Reproduce every record exactly as it appears, but not the pictures.

(Dataset entries)
--------------------
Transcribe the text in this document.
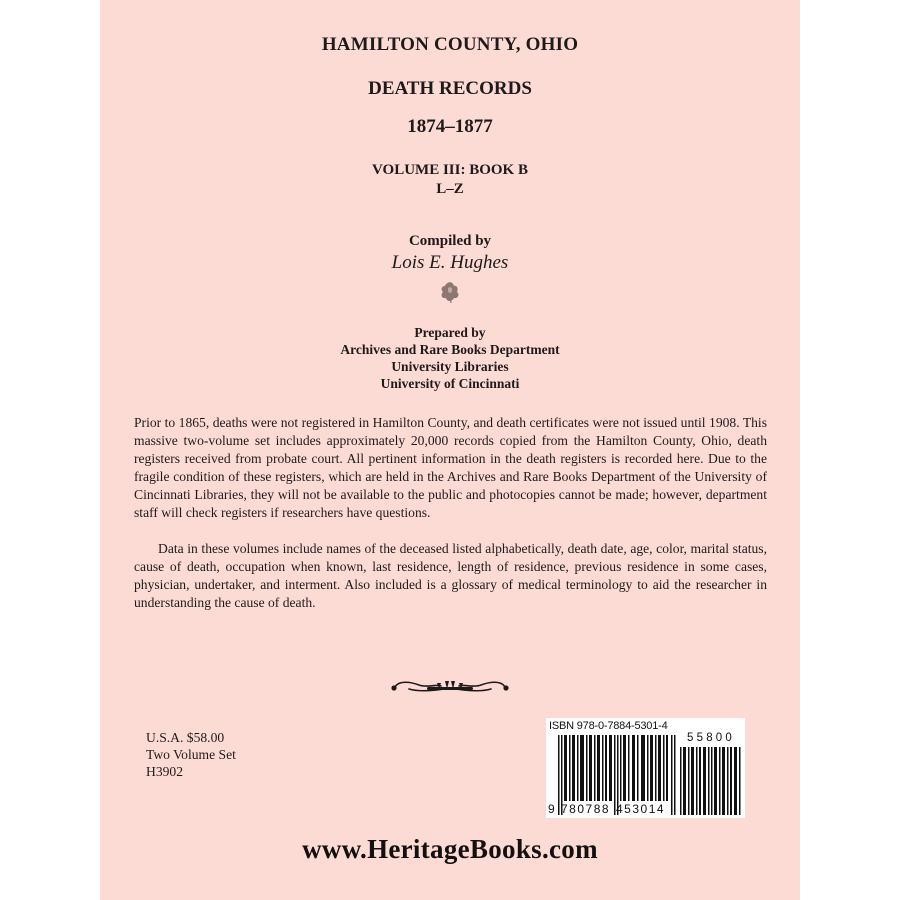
HAMILTON COUNTY, OHIO
DEATH RECORDS
1874–1877
VOLUME III: BOOK B
L–Z
Compiled by
Lois E. Hughes
Prepared by
Archives and Rare Books Department
University Libraries
University of Cincinnati
Prior to 1865, deaths were not registered in Hamilton County, and death certificates were not issued until 1908. This massive two-volume set includes approximately 20,000 records copied from the Hamilton County, Ohio, death registers received from probate court. All pertinent information in the death registers is recorded here. Due to the fragile condition of these registers, which are held in the Archives and Rare Books Department of the University of Cincinnati Libraries, they will not be available to the public and photocopies cannot be made; however, department staff will check registers if researchers have questions.
Data in these volumes include names of the deceased listed alphabetically, death date, age, color, marital status, cause of death, occupation when known, last residence, length of residence, previous residence in some cases, physician, undertaker, and interment. Also included is a glossary of medical terminology to aid the researcher in understanding the cause of death.
U.S.A. $58.00
Two Volume Set
H3902
ISBN 978-0-7884-5301-4
55800
9 780788 453014
www.HeritageBooks.com
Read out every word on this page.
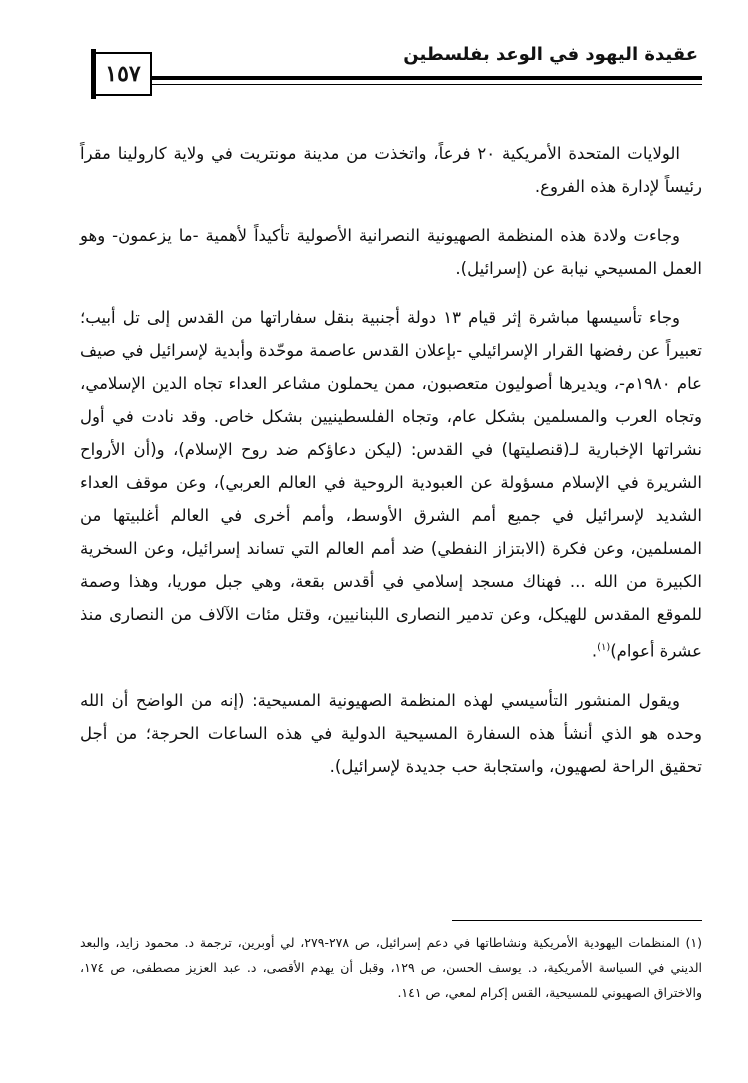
١٥٧
عقيدة اليهود في الوعد بفلسطين

الولايات المتحدة الأمريكية ٢٠ فرعاً، واتخذت من مدينة مونتريت في ولاية كارولينا مقراً رئيساً لإدارة هذه الفروع.

وجاءت ولادة هذه المنظمة الصهيونية النصرانية الأصولية تأكيداً لأهمية -ما يزعمون- وهو العمل المسيحي نيابة عن (إسرائيل).

وجاء تأسيسها مباشرة إثر قيام ١٣ دولة أجنبية بنقل سفاراتها من القدس إلى تل أبيب؛ تعبيراً عن رفضها القرار الإسرائيلي -بإعلان القدس عاصمة موحّدة وأبدية لإسرائيل في صيف عام ١٩٨٠م-، ويديرها أصوليون متعصبون، ممن يحملون مشاعر العداء تجاه الدين الإسلامي، وتجاه العرب والمسلمين بشكل عام، وتجاه الفلسطينيين بشكل خاص. وقد نادت في أول نشراتها الإخبارية لـ(قنصليتها) في القدس: (ليكن دعاؤكم ضد روح الإسلام)، و(أن الأرواح الشريرة في الإسلام مسؤولة عن العبودية الروحية في العالم العربي)، وعن موقف العداء الشديد لإسرائيل في جميع أمم الشرق الأوسط، وأمم أخرى في العالم أغلبيتها من المسلمين، وعن فكرة (الابتزاز النفطي) ضد أمم العالم التي تساند إسرائيل، وعن السخرية الكبيرة من الله ... فهناك مسجد إسلامي في أقدس بقعة، وهي جبل موريا، وهذا وصمة للموقع المقدس للهيكل، وعن تدمير النصارى اللبنانيين، وقتل مئات الآلاف من النصارى منذ عشرة أعوام)$^{(١)}$.

ويقول المنشور التأسيسي لهذه المنظمة الصهيونية المسيحية: (إنه من الواضح أن الله وحده هو الذي أنشأ هذه السفارة المسيحية الدولية في هذه الساعات الحرجة؛ من أجل تحقيق الراحة لصهيون، واستجابة حب جديدة لإسرائيل).

(١) المنظمات اليهودية الأمريكية ونشاطاتها في دعم إسرائيل، ص ٢٧٨-٢٧٩، لي أوبرين، ترجمة د. محمود زايد، والبعد الديني في السياسة الأمريكية، د. يوسف الحسن، ص ١٢٩، وقبل أن يهدم الأقصى، د. عبد العزيز مصطفى، ص ١٧٤، والاختراق الصهيوني للمسيحية، القس إكرام لمعي، ص ١٤١.
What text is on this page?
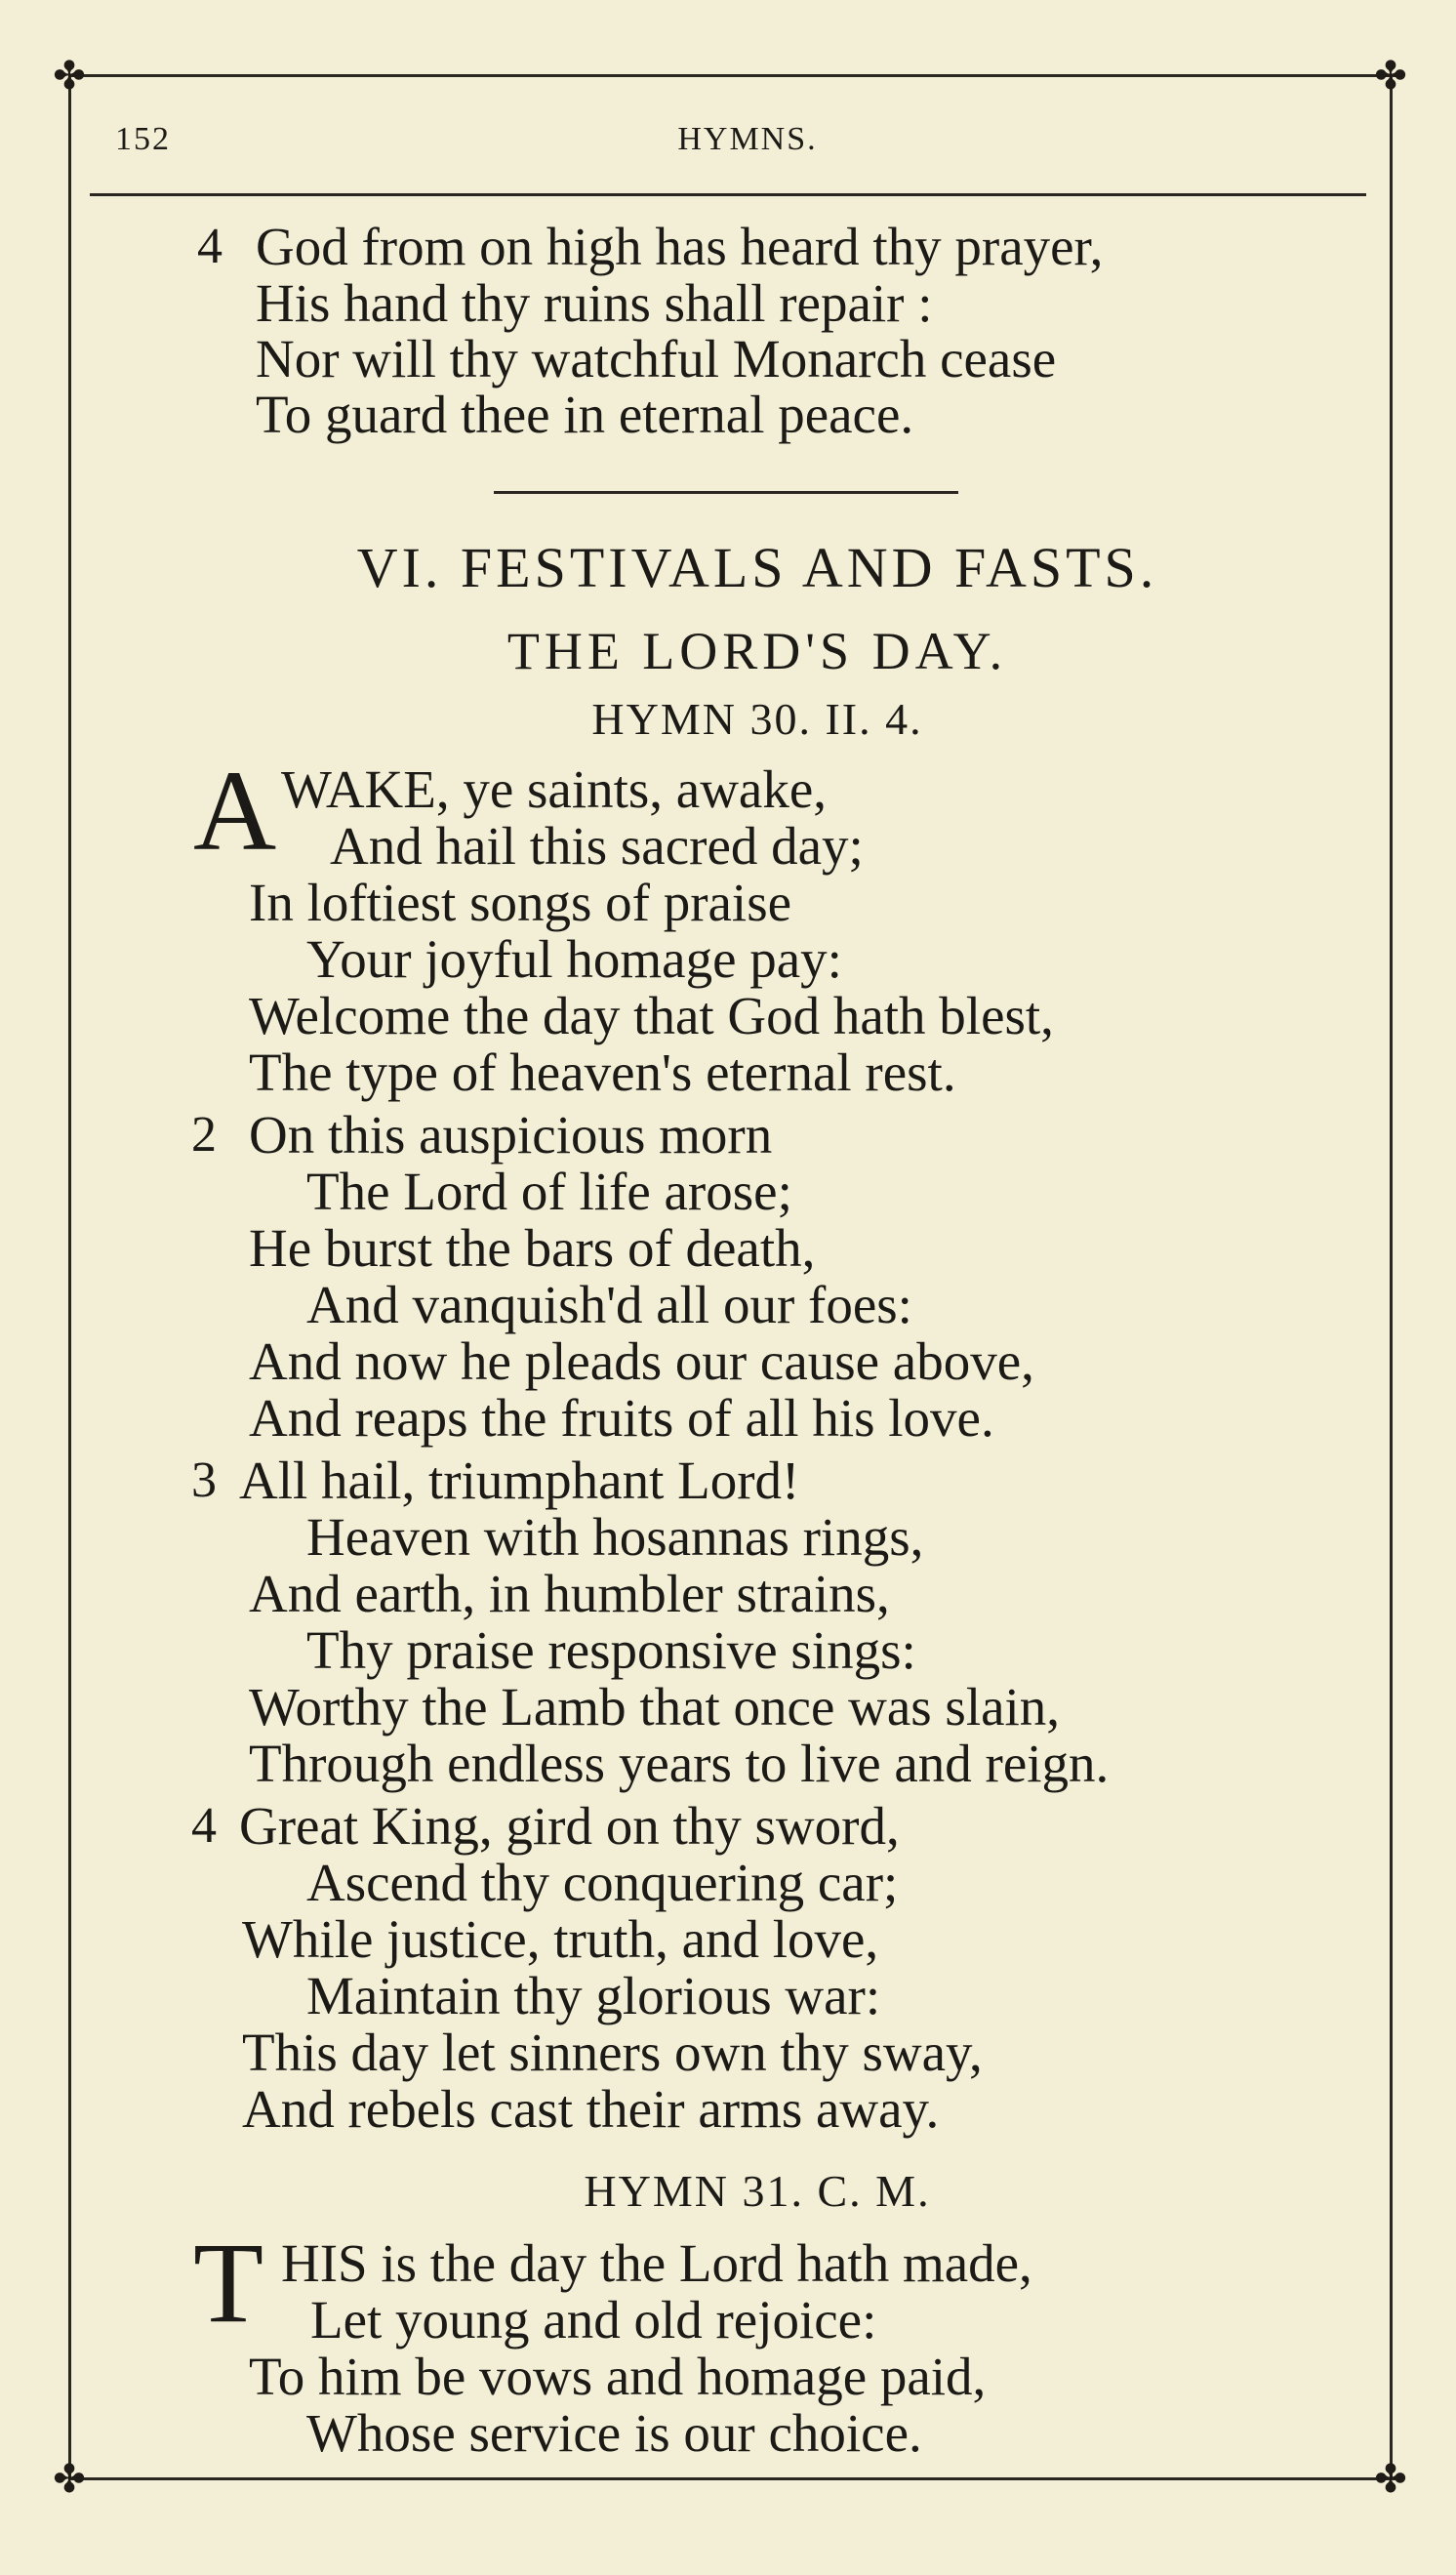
✤	✤
✤	✤
152	HYMNS.
4 God from on high has heard thy prayer,
His hand thy ruins shall repair :
Nor will thy watchful Monarch cease
To guard thee in eternal peace.
VI. FESTIVALS AND FASTS.
THE LORD'S DAY.
HYMN 30. II. 4.
A WAKE, ye saints, awake,
And hail this sacred day;
In loftiest songs of praise
Your joyful homage pay:
Welcome the day that God hath blest,
The type of heaven's eternal rest.
2 On this auspicious morn
The Lord of life arose;
He burst the bars of death,
And vanquish'd all our foes:
And now he pleads our cause above,
And reaps the fruits of all his love.
3 All hail, triumphant Lord!
Heaven with hosannas rings,
And earth, in humbler strains,
Thy praise responsive sings:
Worthy the Lamb that once was slain,
Through endless years to live and reign.
4 Great King, gird on thy sword,
Ascend thy conquering car;
While justice, truth, and love,
Maintain thy glorious war:
This day let sinners own thy sway,
And rebels cast their arms away.
HYMN 31. C. M.
T HIS is the day the Lord hath made,
Let young and old rejoice:
To him be vows and homage paid,
Whose service is our choice.
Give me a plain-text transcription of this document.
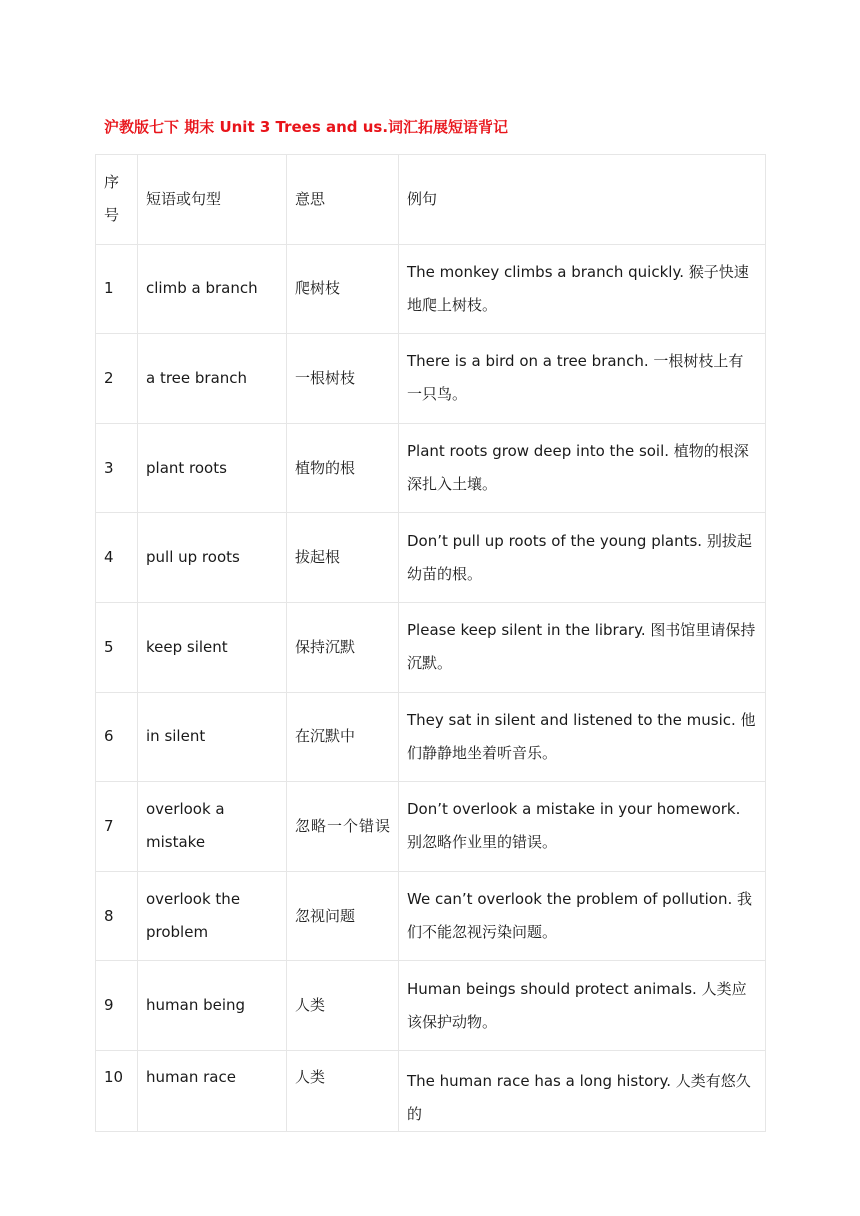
沪教版七下 期末 Unit 3 Trees and us.词汇拓展短语背记
序号	短语或句型	意思	例句
1	climb a branch	爬树枝	The monkey climbs a branch quickly. 猴子快速地爬上树枝。
2	a tree branch	一根树枝	There is a bird on a tree branch. 一根树枝上有一只鸟。
3	plant roots	植物的根	Plant roots grow deep into the soil. 植物的根深深扎入土壤。
4	pull up roots	拔起根	Don’t pull up roots of the young plants. 别拔起幼苗的根。
5	keep silent	保持沉默	Please keep silent in the library. 图书馆里请保持沉默。
6	in silent	在沉默中	They sat in silent and listened to the music. 他们静静地坐着听音乐。
7	overlook a mistake	忽略一个错误	Don’t overlook a mistake in your homework. 别忽略作业里的错误。
8	overlook the problem	忽视问题	We can’t overlook the problem of pollution. 我们不能忽视污染问题。
9	human being	人类	Human beings should protect animals. 人类应该保护动物。
10	human race	人类	The human race has a long history. 人类有悠久的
--------------------
▶ [Result below]:
Transcribe the text in this document.
HAMILTON COUNTY, OHIO
DEATH RECORDS
1874–1877
VOLUME III: BOOK B
L–Z
Compiled by
Lois E. Hughes
Prepared by
Archives and Rare Books Department
University Libraries
University of Cincinnati
Prior to 1865, deaths were not registered in Hamilton County, and death certificates were not issued until 1908. This massive two-volume set includes approximately 20,000 records copied from the Hamilton County, Ohio, death registers received from probate court. All pertinent information in the death registers is recorded here. Due to the fragile condition of these registers, which are held in the Archives and Rare Books Department of the University of Cincinnati Libraries, they will not be available to the public and photocopies cannot be made; however, department staff will check registers if researchers have questions.
Data in these volumes include names of the deceased listed alphabetically, death date, age, color, marital status, cause of death, occupation when known, last residence, length of residence, previous residence in some cases, physician, undertaker, and interment. Also included is a glossary of medical terminology to aid the researcher in understanding the cause of death.
U.S.A. $58.00
Two Volume Set
H3902
ISBN 978-0-7884-5301-4
55800
9 780788 453014
www.HeritageBooks.com
Read out every word on this page.
١٥٧
عقيدة اليهود في الوعد بفلسطين

الولايات المتحدة الأمريكية ٢٠ فرعاً، واتخذت من مدينة مونتريت في ولاية كارولينا مقراً رئيساً لإدارة هذه الفروع.

وجاءت ولادة هذه المنظمة الصهيونية النصرانية الأصولية تأكيداً لأهمية -ما يزعمون- وهو العمل المسيحي نيابة عن (إسرائيل).

وجاء تأسيسها مباشرة إثر قيام ١٣ دولة أجنبية بنقل سفاراتها من القدس إلى تل أبيب؛ تعبيراً عن رفضها القرار الإسرائيلي -بإعلان القدس عاصمة موحّدة وأبدية لإسرائيل في صيف عام ١٩٨٠م-، ويديرها أصوليون متعصبون، ممن يحملون مشاعر العداء تجاه الدين الإسلامي، وتجاه العرب والمسلمين بشكل عام، وتجاه الفلسطينيين بشكل خاص. وقد نادت في أول نشراتها الإخبارية لـ(قنصليتها) في القدس: (ليكن دعاؤكم ضد روح الإسلام)، و(أن الأرواح الشريرة في الإسلام مسؤولة عن العبودية الروحية في العالم العربي)، وعن موقف العداء الشديد لإسرائيل في جميع أمم الشرق الأوسط، وأمم أخرى في العالم أغلبيتها من المسلمين، وعن فكرة (الابتزاز النفطي) ضد أمم العالم التي تساند إسرائيل، وعن السخرية الكبيرة من الله ... فهناك مسجد إسلامي في أقدس بقعة، وهي جبل موريا، وهذا وصمة للموقع المقدس للهيكل، وعن تدمير النصارى اللبنانيين، وقتل مئات الآلاف من النصارى منذ عشرة أعوام)$^{(١)}$.

ويقول المنشور التأسيسي لهذه المنظمة الصهيونية المسيحية: (إنه من الواضح أن الله وحده هو الذي أنشأ هذه السفارة المسيحية الدولية في هذه الساعات الحرجة؛ من أجل تحقيق الراحة لصهيون، واستجابة حب جديدة لإسرائيل).

(١) المنظمات اليهودية الأمريكية ونشاطاتها في دعم إسرائيل، ص ٢٧٨-٢٧٩، لي أوبرين، ترجمة د. محمود زايد، والبعد الديني في السياسة الأمريكية، د. يوسف الحسن، ص ١٢٩، وقبل أن يهدم الأقصى، د. عبد العزيز مصطفى، ص ١٧٤، والاختراق الصهيوني للمسيحية، القس إكرام لمعي، ص ١٤١.
What text is on this page?
✤	✤
✤	✤
152	HYMNS.
4 God from on high has heard thy prayer,
His hand thy ruins shall repair :
Nor will thy watchful Monarch cease
To guard thee in eternal peace.
VI. FESTIVALS AND FASTS.
THE LORD'S DAY.
HYMN 30. II. 4.
A WAKE, ye saints, awake,
And hail this sacred day;
In loftiest songs of praise
Your joyful homage pay:
Welcome the day that God hath blest,
The type of heaven's eternal rest.
2 On this auspicious morn
The Lord of life arose;
He burst the bars of death,
And vanquish'd all our foes:
And now he pleads our cause above,
And reaps the fruits of all his love.
3 All hail, triumphant Lord!
Heaven with hosannas rings,
And earth, in humbler strains,
Thy praise responsive sings:
Worthy the Lamb that once was slain,
Through endless years to live and reign.
4 Great King, gird on thy sword,
Ascend thy conquering car;
While justice, truth, and love,
Maintain thy glorious war:
This day let sinners own thy sway,
And rebels cast their arms away.
HYMN 31. C. M.
T HIS is the day the Lord hath made,
Let young and old rejoice:
To him be vows and homage paid,
Whose service is our choice.
Give me a plain-text transcription of this document.
沪教版七下 期末 Unit 3 Trees and us.词汇拓展短语背记
序号	短语或句型	意思	例句
1	climb a branch	爬树枝	The monkey climbs a branch quickly. 猴子快速地爬上树枝。
2	a tree branch	一根树枝	There is a bird on a tree branch. 一根树枝上有一只鸟。
3	plant roots	植物的根	Plant roots grow deep into the soil. 植物的根深深扎入土壤。
4	pull up roots	拔起根	Don’t pull up roots of the young plants. 别拔起幼苗的根。
5	keep silent	保持沉默	Please keep silent in the library. 图书馆里请保持沉默。
6	in silent	在沉默中	They sat in silent and listened to the music. 他们静静地坐着听音乐。
7	overlook a mistake	忽略一个错误	Don’t overlook a mistake in your homework. 别忽略作业里的错误。
8	overlook the problem	忽视问题	We can’t overlook the problem of pollution. 我们不能忽视污染问题。
9	human being	人类	Human beings should protect animals. 人类应该保护动物。
10	human race	人类	The human race has a long history. 人类有悠久的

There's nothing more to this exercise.